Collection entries
....
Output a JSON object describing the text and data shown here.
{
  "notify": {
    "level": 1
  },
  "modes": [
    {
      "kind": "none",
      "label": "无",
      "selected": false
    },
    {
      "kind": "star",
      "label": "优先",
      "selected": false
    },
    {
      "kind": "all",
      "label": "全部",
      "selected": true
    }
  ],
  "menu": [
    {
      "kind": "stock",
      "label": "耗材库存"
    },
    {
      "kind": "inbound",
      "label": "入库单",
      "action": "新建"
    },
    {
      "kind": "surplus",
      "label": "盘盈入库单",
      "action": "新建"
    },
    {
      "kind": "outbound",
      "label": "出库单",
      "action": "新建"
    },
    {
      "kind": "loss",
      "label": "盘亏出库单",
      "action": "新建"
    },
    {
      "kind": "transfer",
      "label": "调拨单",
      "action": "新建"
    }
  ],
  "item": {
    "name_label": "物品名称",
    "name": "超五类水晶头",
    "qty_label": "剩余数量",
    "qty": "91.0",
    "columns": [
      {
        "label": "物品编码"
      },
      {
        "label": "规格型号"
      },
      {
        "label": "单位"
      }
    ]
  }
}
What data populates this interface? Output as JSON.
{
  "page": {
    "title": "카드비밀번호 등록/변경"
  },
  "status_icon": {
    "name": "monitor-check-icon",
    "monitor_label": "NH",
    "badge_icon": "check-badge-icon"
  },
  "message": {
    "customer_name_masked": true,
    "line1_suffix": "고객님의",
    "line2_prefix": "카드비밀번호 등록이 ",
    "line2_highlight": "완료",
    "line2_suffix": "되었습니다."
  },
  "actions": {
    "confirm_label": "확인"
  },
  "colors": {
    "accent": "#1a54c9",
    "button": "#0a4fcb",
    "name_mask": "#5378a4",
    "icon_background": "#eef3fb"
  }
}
....
*Instruction:*
Extract each line of the material exactly as it stands.

*Response below:*
Output a JSON object describing the text and data shown here.
{
  "notify": {
    "level": 1
  },
  "modes": [
    {
      "kind": "none",
      "label": "无",
      "selected": false
    },
    {
      "kind": "star",
      "label": "优先",
      "selected": false
    },
    {
      "kind": "all",
      "label": "全部",
      "selected": true
    }
  ],
  "menu": [
    {
      "kind": "stock",
      "label": "耗材库存"
    },
    {
      "kind": "inbound",
      "label": "入库单",
      "action": "新建"
    },
    {
      "kind": "surplus",
      "label": "盘盈入库单",
      "action": "新建"
    },
    {
      "kind": "outbound",
      "label": "出库单",
      "action": "新建"
    },
    {
      "kind": "loss",
      "label": "盘亏出库单",
      "action": "新建"
    },
    {
      "kind": "transfer",
      "label": "调拨单",
      "action": "新建"
    }
  ],
  "item": {
    "name_label": "物品名称",
    "name": "超五类水晶头",
    "qty_label": "剩余数量",
    "qty": "91.0",
    "columns": [
      {
        "label": "物品编码"
      },
      {
        "label": "规格型号"
      },
      {
        "label": "单位"
      }
    ]
  }
}
What data populates this interface? Output as JSON.
{
  "page": {
    "title": "카드비밀번호 등록/변경"
  },
  "status_icon": {
    "name": "monitor-check-icon",
    "monitor_label": "NH",
    "badge_icon": "check-badge-icon"
  },
  "message": {
    "customer_name_masked": true,
    "line1_suffix": "고객님의",
    "line2_prefix": "카드비밀번호 등록이 ",
    "line2_highlight": "완료",
    "line2_suffix": "되었습니다."
  },
  "actions": {
    "confirm_label": "확인"
  },
  "colors": {
    "accent": "#1a54c9",
    "button": "#0a4fcb",
    "name_mask": "#5378a4",
    "icon_background": "#eef3fb"
  }
}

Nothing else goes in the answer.